## [What you need to do]
Transcribe the data underneath exactly, keeping every word in place.

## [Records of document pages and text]

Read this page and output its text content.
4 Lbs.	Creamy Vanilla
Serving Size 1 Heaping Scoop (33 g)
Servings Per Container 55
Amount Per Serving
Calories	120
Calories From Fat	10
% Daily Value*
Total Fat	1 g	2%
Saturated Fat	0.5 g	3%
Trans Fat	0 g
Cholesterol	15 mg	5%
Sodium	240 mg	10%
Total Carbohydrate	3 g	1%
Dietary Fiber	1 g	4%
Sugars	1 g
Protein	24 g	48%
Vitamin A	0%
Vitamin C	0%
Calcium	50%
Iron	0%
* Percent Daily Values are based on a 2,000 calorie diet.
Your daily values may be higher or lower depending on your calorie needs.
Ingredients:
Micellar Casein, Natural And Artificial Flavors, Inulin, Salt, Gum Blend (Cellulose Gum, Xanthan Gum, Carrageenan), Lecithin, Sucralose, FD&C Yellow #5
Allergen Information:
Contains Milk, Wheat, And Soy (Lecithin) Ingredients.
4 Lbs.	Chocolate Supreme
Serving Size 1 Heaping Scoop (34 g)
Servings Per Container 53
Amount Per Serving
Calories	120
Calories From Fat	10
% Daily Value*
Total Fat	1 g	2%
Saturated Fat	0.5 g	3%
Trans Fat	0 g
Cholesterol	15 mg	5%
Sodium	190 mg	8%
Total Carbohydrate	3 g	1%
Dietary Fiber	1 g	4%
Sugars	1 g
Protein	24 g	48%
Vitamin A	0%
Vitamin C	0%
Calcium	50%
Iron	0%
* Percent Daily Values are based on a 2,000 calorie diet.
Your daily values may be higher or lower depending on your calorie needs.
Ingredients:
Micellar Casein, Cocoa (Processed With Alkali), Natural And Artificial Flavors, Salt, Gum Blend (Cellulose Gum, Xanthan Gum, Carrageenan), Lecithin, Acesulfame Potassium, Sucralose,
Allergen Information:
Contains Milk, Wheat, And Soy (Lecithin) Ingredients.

## [Answer box]
Read this page and output its text content.
4 Lbs.	Creamy Vanilla
Serving Size 1 Heaping Scoop (33 g)
Servings Per Container 55
Amount Per Serving
Calories	120
Calories From Fat	10
% Daily Value*
Total Fat	1 g	2%
Saturated Fat	0.5 g	3%
Trans Fat	0 g
Cholesterol	15 mg	5%
Sodium	240 mg	10%
Total Carbohydrate	3 g	1%
Dietary Fiber	1 g	4%
Sugars	1 g
Protein	24 g	48%
Vitamin A	0%
Vitamin C	0%
Calcium	50%
Iron	0%
* Percent Daily Values are based on a 2,000 calorie diet.
Your daily values may be higher or lower depending on your calorie needs.
Ingredients:
Micellar Casein, Natural And Artificial Flavors, Inulin, Salt, Gum Blend (Cellulose Gum, Xanthan Gum, Carrageenan), Lecithin, Sucralose, FD&C Yellow #5
Allergen Information:
Contains Milk, Wheat, And Soy (Lecithin) Ingredients.
4 Lbs.	Chocolate Supreme
Serving Size 1 Heaping Scoop (34 g)
Servings Per Container 53
Amount Per Serving
Calories	120
Calories From Fat	10
% Daily Value*
Total Fat	1 g	2%
Saturated Fat	0.5 g	3%
Trans Fat	0 g
Cholesterol	15 mg	5%
Sodium	190 mg	8%
Total Carbohydrate	3 g	1%
Dietary Fiber	1 g	4%
Sugars	1 g
Protein	24 g	48%
Vitamin A	0%
Vitamin C	0%
Calcium	50%
Iron	0%
* Percent Daily Values are based on a 2,000 calorie diet.
Your daily values may be higher or lower depending on your calorie needs.
Ingredients:
Micellar Casein, Cocoa (Processed With Alkali), Natural And Artificial Flavors, Salt, Gum Blend (Cellulose Gum, Xanthan Gum, Carrageenan), Lecithin, Acesulfame Potassium, Sucralose,
Allergen Information:
Contains Milk, Wheat, And Soy (Lecithin) Ingredients.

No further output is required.